[Records contained in a dataset]
*****

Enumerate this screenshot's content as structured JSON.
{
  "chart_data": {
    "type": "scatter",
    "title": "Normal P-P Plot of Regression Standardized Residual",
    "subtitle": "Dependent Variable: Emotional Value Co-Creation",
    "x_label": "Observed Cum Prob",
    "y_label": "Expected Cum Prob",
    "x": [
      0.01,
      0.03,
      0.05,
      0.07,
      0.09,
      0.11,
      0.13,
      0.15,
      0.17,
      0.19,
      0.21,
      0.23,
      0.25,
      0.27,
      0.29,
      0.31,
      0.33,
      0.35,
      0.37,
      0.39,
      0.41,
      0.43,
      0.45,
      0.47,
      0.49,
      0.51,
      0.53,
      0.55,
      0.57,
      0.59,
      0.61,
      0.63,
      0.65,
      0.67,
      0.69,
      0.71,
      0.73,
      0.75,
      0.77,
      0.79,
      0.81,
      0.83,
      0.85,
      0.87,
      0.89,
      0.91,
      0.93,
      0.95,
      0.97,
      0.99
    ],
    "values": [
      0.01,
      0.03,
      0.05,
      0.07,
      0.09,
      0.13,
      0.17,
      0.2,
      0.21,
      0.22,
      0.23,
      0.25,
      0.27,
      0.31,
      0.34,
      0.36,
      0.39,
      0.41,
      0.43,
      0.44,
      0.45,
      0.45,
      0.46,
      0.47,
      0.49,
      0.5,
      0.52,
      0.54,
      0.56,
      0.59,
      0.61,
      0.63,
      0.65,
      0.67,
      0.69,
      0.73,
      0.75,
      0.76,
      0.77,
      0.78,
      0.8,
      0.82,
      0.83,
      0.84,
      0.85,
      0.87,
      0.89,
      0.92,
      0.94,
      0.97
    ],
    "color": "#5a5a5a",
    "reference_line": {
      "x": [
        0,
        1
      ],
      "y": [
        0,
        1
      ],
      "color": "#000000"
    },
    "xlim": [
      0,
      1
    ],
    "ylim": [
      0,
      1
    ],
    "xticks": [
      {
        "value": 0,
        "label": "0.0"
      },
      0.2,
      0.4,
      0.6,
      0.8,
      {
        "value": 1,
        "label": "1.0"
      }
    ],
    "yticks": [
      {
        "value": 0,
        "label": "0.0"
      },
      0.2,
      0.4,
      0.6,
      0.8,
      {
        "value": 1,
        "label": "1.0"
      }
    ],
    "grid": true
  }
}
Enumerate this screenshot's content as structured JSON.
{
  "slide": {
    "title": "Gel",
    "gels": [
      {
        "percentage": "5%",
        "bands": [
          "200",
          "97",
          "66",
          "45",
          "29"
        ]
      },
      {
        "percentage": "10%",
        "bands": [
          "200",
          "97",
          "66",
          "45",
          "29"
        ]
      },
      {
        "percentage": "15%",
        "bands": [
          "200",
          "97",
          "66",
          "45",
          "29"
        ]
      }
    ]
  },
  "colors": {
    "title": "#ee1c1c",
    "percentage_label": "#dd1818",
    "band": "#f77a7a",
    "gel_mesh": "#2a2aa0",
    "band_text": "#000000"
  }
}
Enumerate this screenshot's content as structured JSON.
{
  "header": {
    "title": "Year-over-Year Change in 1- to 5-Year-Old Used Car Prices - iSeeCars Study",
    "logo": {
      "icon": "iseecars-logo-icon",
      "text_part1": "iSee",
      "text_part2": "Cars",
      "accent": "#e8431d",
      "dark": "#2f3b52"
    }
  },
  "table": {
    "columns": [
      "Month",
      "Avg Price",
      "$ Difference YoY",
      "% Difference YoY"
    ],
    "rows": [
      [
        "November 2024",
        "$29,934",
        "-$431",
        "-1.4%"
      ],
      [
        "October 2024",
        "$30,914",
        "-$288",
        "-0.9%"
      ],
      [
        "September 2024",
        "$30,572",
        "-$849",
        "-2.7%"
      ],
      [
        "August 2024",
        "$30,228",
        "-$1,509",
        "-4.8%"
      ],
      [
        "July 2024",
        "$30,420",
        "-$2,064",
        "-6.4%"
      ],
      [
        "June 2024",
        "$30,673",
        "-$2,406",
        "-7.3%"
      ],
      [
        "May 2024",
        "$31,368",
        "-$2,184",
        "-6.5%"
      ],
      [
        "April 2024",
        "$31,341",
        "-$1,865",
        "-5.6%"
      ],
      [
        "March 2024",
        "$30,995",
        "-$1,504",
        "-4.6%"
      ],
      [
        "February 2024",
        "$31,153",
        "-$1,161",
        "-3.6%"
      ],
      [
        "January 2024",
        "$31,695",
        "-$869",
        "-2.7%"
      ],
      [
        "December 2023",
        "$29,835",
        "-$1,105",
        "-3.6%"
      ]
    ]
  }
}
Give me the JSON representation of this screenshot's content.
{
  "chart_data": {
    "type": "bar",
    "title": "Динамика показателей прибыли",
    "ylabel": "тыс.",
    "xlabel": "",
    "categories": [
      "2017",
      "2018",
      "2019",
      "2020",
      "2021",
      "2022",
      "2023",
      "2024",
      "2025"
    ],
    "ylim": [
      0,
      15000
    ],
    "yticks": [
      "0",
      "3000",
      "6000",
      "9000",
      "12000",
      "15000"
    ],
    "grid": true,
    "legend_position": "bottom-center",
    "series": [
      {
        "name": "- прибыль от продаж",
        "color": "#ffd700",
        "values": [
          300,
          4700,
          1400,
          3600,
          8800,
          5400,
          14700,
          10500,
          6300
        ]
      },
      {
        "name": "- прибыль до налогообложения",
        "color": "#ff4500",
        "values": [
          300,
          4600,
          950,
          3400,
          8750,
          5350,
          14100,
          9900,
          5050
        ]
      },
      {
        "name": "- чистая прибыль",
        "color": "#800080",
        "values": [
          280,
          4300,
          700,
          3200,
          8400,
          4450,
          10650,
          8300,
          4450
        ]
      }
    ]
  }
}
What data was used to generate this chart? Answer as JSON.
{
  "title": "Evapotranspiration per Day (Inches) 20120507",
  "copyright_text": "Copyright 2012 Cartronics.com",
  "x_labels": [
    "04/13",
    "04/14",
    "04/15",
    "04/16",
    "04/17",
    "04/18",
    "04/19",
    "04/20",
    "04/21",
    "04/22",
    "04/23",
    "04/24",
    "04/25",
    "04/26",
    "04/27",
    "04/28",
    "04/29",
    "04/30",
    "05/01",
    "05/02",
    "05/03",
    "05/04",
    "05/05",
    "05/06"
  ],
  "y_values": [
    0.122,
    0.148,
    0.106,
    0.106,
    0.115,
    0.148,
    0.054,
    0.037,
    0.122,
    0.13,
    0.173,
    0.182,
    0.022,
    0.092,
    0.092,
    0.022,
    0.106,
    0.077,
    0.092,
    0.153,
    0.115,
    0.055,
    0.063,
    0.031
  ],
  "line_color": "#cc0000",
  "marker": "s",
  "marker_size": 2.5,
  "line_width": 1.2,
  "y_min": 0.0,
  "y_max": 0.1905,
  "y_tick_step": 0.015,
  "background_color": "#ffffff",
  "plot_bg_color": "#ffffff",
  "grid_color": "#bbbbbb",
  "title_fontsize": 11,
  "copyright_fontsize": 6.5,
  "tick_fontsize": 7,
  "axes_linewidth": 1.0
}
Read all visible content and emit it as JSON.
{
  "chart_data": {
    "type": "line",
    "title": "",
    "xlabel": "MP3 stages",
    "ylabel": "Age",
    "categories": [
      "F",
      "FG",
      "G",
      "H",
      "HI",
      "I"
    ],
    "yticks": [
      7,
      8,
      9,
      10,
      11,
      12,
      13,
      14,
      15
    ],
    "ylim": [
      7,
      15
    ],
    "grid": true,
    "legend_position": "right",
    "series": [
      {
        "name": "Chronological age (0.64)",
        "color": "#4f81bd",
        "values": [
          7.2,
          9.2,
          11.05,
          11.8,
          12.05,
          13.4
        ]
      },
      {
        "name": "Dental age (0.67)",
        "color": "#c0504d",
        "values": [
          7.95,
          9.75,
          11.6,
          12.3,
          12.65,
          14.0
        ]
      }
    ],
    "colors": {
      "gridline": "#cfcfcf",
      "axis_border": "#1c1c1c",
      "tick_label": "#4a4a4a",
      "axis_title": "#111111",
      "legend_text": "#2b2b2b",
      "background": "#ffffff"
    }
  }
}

*****

> [GIVEN REQUEST]: Write out exactly the lines from the line holding "Read all visible content and emit it as JSON." through the last line of the data, and nothing besides those lines.

> [ANSWER FOR THIS EXERCISE]:
Read all visible content and emit it as JSON.
{
  "chart_data": {
    "type": "line",
    "title": "",
    "xlabel": "MP3 stages",
    "ylabel": "Age",
    "categories": [
      "F",
      "FG",
      "G",
      "H",
      "HI",
      "I"
    ],
    "yticks": [
      7,
      8,
      9,
      10,
      11,
      12,
      13,
      14,
      15
    ],
    "ylim": [
      7,
      15
    ],
    "grid": true,
    "legend_position": "right",
    "series": [
      {
        "name": "Chronological age (0.64)",
        "color": "#4f81bd",
        "values": [
          7.2,
          9.2,
          11.05,
          11.8,
          12.05,
          13.4
        ]
      },
      {
        "name": "Dental age (0.67)",
        "color": "#c0504d",
        "values": [
          7.95,
          9.75,
          11.6,
          12.3,
          12.65,
          14.0
        ]
      }
    ],
    "colors": {
      "gridline": "#cfcfcf",
      "axis_border": "#1c1c1c",
      "tick_label": "#4a4a4a",
      "axis_title": "#111111",
      "legend_text": "#2b2b2b",
      "background": "#ffffff"
    }
  }
}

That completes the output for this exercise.